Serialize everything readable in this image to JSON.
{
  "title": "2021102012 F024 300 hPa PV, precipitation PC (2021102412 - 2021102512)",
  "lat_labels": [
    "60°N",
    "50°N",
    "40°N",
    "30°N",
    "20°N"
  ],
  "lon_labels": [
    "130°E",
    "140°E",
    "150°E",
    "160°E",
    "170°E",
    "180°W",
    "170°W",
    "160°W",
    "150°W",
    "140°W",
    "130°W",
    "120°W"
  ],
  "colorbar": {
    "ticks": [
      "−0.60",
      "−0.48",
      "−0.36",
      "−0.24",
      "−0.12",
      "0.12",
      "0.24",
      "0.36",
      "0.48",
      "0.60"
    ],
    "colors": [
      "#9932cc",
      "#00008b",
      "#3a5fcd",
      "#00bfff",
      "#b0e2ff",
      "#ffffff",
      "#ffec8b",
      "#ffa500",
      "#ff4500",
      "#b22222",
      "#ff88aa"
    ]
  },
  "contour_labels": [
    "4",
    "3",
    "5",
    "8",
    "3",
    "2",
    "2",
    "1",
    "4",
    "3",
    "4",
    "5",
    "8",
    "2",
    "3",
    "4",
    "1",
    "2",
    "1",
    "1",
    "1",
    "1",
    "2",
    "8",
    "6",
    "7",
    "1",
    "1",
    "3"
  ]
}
○ ○ ○ ○
EXERCISE PROMPT :: Repeat all the entries word for word.

EXERCISE SOLUTION ::
Serialize everything readable in this image to JSON.
{
  "title": "2021102012 F024 300 hPa PV, precipitation PC (2021102412 - 2021102512)",
  "lat_labels": [
    "60°N",
    "50°N",
    "40°N",
    "30°N",
    "20°N"
  ],
  "lon_labels": [
    "130°E",
    "140°E",
    "150°E",
    "160°E",
    "170°E",
    "180°W",
    "170°W",
    "160°W",
    "150°W",
    "140°W",
    "130°W",
    "120°W"
  ],
  "colorbar": {
    "ticks": [
      "−0.60",
      "−0.48",
      "−0.36",
      "−0.24",
      "−0.12",
      "0.12",
      "0.24",
      "0.36",
      "0.48",
      "0.60"
    ],
    "colors": [
      "#9932cc",
      "#00008b",
      "#3a5fcd",
      "#00bfff",
      "#b0e2ff",
      "#ffffff",
      "#ffec8b",
      "#ffa500",
      "#ff4500",
      "#b22222",
      "#ff88aa"
    ]
  },
  "contour_labels": [
    "4",
    "3",
    "5",
    "8",
    "3",
    "2",
    "2",
    "1",
    "4",
    "3",
    "4",
    "5",
    "8",
    "2",
    "3",
    "4",
    "1",
    "2",
    "1",
    "1",
    "1",
    "1",
    "2",
    "8",
    "6",
    "7",
    "1",
    "1",
    "3"
  ]
}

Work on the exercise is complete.